**Task to complete:** Print all the records exactly, please.

**Material provided:**
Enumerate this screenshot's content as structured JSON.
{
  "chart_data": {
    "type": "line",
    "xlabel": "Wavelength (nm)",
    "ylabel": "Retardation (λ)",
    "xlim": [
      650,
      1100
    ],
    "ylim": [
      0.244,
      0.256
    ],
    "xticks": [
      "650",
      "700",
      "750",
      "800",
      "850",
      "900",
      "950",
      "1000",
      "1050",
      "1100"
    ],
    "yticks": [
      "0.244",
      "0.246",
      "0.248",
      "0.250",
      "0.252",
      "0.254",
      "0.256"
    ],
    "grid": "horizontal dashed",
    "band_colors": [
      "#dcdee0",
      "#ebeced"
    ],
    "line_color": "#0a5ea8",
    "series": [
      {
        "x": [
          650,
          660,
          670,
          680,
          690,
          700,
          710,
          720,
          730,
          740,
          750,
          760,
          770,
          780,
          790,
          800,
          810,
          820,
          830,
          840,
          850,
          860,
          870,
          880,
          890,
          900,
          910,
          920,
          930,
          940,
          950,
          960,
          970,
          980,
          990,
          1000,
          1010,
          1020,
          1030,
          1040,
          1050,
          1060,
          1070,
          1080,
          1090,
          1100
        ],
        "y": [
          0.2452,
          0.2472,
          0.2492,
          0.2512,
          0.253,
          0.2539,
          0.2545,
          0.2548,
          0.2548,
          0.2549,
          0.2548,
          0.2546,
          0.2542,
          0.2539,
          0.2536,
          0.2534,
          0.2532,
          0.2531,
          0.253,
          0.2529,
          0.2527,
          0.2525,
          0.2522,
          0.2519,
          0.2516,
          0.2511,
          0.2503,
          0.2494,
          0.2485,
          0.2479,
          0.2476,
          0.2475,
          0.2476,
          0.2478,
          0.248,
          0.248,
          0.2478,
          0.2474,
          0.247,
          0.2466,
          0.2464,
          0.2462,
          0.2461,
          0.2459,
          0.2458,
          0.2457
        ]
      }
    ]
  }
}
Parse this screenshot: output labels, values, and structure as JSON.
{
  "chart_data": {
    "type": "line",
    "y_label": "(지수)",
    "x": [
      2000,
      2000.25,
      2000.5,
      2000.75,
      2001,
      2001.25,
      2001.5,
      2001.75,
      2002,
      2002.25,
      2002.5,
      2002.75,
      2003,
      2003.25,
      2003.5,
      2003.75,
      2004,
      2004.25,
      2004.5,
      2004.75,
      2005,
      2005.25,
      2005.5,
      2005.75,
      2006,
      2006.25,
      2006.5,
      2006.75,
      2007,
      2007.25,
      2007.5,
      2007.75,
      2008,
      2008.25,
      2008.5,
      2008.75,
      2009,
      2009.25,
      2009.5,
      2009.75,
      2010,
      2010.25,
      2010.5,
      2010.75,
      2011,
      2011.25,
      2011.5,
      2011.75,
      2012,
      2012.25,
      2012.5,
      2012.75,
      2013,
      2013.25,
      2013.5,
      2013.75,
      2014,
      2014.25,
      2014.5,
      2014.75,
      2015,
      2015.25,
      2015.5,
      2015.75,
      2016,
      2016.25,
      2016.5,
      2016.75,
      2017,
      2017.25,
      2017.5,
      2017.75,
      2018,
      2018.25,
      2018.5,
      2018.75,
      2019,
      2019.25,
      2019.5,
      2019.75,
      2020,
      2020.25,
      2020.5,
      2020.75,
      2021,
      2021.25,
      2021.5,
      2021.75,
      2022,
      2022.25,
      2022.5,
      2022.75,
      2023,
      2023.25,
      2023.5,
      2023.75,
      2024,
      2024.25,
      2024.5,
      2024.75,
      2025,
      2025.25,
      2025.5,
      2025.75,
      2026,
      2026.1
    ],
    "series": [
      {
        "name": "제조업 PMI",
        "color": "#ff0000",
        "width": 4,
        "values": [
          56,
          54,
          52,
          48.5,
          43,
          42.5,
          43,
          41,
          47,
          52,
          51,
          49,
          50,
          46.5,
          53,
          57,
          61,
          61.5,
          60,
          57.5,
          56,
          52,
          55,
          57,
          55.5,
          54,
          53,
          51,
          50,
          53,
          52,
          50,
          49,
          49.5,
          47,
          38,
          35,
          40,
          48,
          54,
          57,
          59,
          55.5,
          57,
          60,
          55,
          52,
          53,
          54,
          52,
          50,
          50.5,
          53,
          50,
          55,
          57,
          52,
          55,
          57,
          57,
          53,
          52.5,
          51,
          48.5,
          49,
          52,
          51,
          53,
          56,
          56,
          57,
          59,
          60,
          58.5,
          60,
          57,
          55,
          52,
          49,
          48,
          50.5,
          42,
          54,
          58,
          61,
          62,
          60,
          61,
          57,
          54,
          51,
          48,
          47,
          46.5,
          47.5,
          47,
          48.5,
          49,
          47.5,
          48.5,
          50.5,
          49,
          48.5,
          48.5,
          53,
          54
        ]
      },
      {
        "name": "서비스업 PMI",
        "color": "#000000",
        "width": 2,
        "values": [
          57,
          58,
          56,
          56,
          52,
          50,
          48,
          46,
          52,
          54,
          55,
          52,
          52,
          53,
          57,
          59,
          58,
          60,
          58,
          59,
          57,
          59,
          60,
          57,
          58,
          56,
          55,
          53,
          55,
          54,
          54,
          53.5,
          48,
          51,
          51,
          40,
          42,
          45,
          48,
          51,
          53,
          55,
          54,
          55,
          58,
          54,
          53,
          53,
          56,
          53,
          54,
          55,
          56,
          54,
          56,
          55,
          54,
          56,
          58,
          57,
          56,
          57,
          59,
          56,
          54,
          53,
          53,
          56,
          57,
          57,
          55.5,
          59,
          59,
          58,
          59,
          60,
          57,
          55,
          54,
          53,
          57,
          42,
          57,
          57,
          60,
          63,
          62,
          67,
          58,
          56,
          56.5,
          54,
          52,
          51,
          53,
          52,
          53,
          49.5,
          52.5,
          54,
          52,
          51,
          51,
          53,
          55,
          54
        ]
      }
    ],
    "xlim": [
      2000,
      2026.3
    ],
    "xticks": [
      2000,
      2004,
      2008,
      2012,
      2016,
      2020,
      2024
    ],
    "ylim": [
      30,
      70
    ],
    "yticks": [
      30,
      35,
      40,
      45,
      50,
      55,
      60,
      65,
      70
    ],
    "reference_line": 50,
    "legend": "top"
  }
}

**Full output:**
Enumerate this screenshot's content as structured JSON.
{
  "chart_data": {
    "type": "line",
    "xlabel": "Wavelength (nm)",
    "ylabel": "Retardation (λ)",
    "xlim": [
      650,
      1100
    ],
    "ylim": [
      0.244,
      0.256
    ],
    "xticks": [
      "650",
      "700",
      "750",
      "800",
      "850",
      "900",
      "950",
      "1000",
      "1050",
      "1100"
    ],
    "yticks": [
      "0.244",
      "0.246",
      "0.248",
      "0.250",
      "0.252",
      "0.254",
      "0.256"
    ],
    "grid": "horizontal dashed",
    "band_colors": [
      "#dcdee0",
      "#ebeced"
    ],
    "line_color": "#0a5ea8",
    "series": [
      {
        "x": [
          650,
          660,
          670,
          680,
          690,
          700,
          710,
          720,
          730,
          740,
          750,
          760,
          770,
          780,
          790,
          800,
          810,
          820,
          830,
          840,
          850,
          860,
          870,
          880,
          890,
          900,
          910,
          920,
          930,
          940,
          950,
          960,
          970,
          980,
          990,
          1000,
          1010,
          1020,
          1030,
          1040,
          1050,
          1060,
          1070,
          1080,
          1090,
          1100
        ],
        "y": [
          0.2452,
          0.2472,
          0.2492,
          0.2512,
          0.253,
          0.2539,
          0.2545,
          0.2548,
          0.2548,
          0.2549,
          0.2548,
          0.2546,
          0.2542,
          0.2539,
          0.2536,
          0.2534,
          0.2532,
          0.2531,
          0.253,
          0.2529,
          0.2527,
          0.2525,
          0.2522,
          0.2519,
          0.2516,
          0.2511,
          0.2503,
          0.2494,
          0.2485,
          0.2479,
          0.2476,
          0.2475,
          0.2476,
          0.2478,
          0.248,
          0.248,
          0.2478,
          0.2474,
          0.247,
          0.2466,
          0.2464,
          0.2462,
          0.2461,
          0.2459,
          0.2458,
          0.2457
        ]
      }
    ]
  }
}
Parse this screenshot: output labels, values, and structure as JSON.
{
  "chart_data": {
    "type": "line",
    "y_label": "(지수)",
    "x": [
      2000,
      2000.25,
      2000.5,
      2000.75,
      2001,
      2001.25,
      2001.5,
      2001.75,
      2002,
      2002.25,
      2002.5,
      2002.75,
      2003,
      2003.25,
      2003.5,
      2003.75,
      2004,
      2004.25,
      2004.5,
      2004.75,
      2005,
      2005.25,
      2005.5,
      2005.75,
      2006,
      2006.25,
      2006.5,
      2006.75,
      2007,
      2007.25,
      2007.5,
      2007.75,
      2008,
      2008.25,
      2008.5,
      2008.75,
      2009,
      2009.25,
      2009.5,
      2009.75,
      2010,
      2010.25,
      2010.5,
      2010.75,
      2011,
      2011.25,
      2011.5,
      2011.75,
      2012,
      2012.25,
      2012.5,
      2012.75,
      2013,
      2013.25,
      2013.5,
      2013.75,
      2014,
      2014.25,
      2014.5,
      2014.75,
      2015,
      2015.25,
      2015.5,
      2015.75,
      2016,
      2016.25,
      2016.5,
      2016.75,
      2017,
      2017.25,
      2017.5,
      2017.75,
      2018,
      2018.25,
      2018.5,
      2018.75,
      2019,
      2019.25,
      2019.5,
      2019.75,
      2020,
      2020.25,
      2020.5,
      2020.75,
      2021,
      2021.25,
      2021.5,
      2021.75,
      2022,
      2022.25,
      2022.5,
      2022.75,
      2023,
      2023.25,
      2023.5,
      2023.75,
      2024,
      2024.25,
      2024.5,
      2024.75,
      2025,
      2025.25,
      2025.5,
      2025.75,
      2026,
      2026.1
    ],
    "series": [
      {
        "name": "제조업 PMI",
        "color": "#ff0000",
        "width": 4,
        "values": [
          56,
          54,
          52,
          48.5,
          43,
          42.5,
          43,
          41,
          47,
          52,
          51,
          49,
          50,
          46.5,
          53,
          57,
          61,
          61.5,
          60,
          57.5,
          56,
          52,
          55,
          57,
          55.5,
          54,
          53,
          51,
          50,
          53,
          52,
          50,
          49,
          49.5,
          47,
          38,
          35,
          40,
          48,
          54,
          57,
          59,
          55.5,
          57,
          60,
          55,
          52,
          53,
          54,
          52,
          50,
          50.5,
          53,
          50,
          55,
          57,
          52,
          55,
          57,
          57,
          53,
          52.5,
          51,
          48.5,
          49,
          52,
          51,
          53,
          56,
          56,
          57,
          59,
          60,
          58.5,
          60,
          57,
          55,
          52,
          49,
          48,
          50.5,
          42,
          54,
          58,
          61,
          62,
          60,
          61,
          57,
          54,
          51,
          48,
          47,
          46.5,
          47.5,
          47,
          48.5,
          49,
          47.5,
          48.5,
          50.5,
          49,
          48.5,
          48.5,
          53,
          54
        ]
      },
      {
        "name": "서비스업 PMI",
        "color": "#000000",
        "width": 2,
        "values": [
          57,
          58,
          56,
          56,
          52,
          50,
          48,
          46,
          52,
          54,
          55,
          52,
          52,
          53,
          57,
          59,
          58,
          60,
          58,
          59,
          57,
          59,
          60,
          57,
          58,
          56,
          55,
          53,
          55,
          54,
          54,
          53.5,
          48,
          51,
          51,
          40,
          42,
          45,
          48,
          51,
          53,
          55,
          54,
          55,
          58,
          54,
          53,
          53,
          56,
          53,
          54,
          55,
          56,
          54,
          56,
          55,
          54,
          56,
          58,
          57,
          56,
          57,
          59,
          56,
          54,
          53,
          53,
          56,
          57,
          57,
          55.5,
          59,
          59,
          58,
          59,
          60,
          57,
          55,
          54,
          53,
          57,
          42,
          57,
          57,
          60,
          63,
          62,
          67,
          58,
          56,
          56.5,
          54,
          52,
          51,
          53,
          52,
          53,
          49.5,
          52.5,
          54,
          52,
          51,
          51,
          53,
          55,
          54
        ]
      }
    ],
    "xlim": [
      2000,
      2026.3
    ],
    "xticks": [
      2000,
      2004,
      2008,
      2012,
      2016,
      2020,
      2024
    ],
    "ylim": [
      30,
      70
    ],
    "yticks": [
      30,
      35,
      40,
      45,
      50,
      55,
      60,
      65,
      70
    ],
    "reference_line": 50,
    "legend": "top"
  }
}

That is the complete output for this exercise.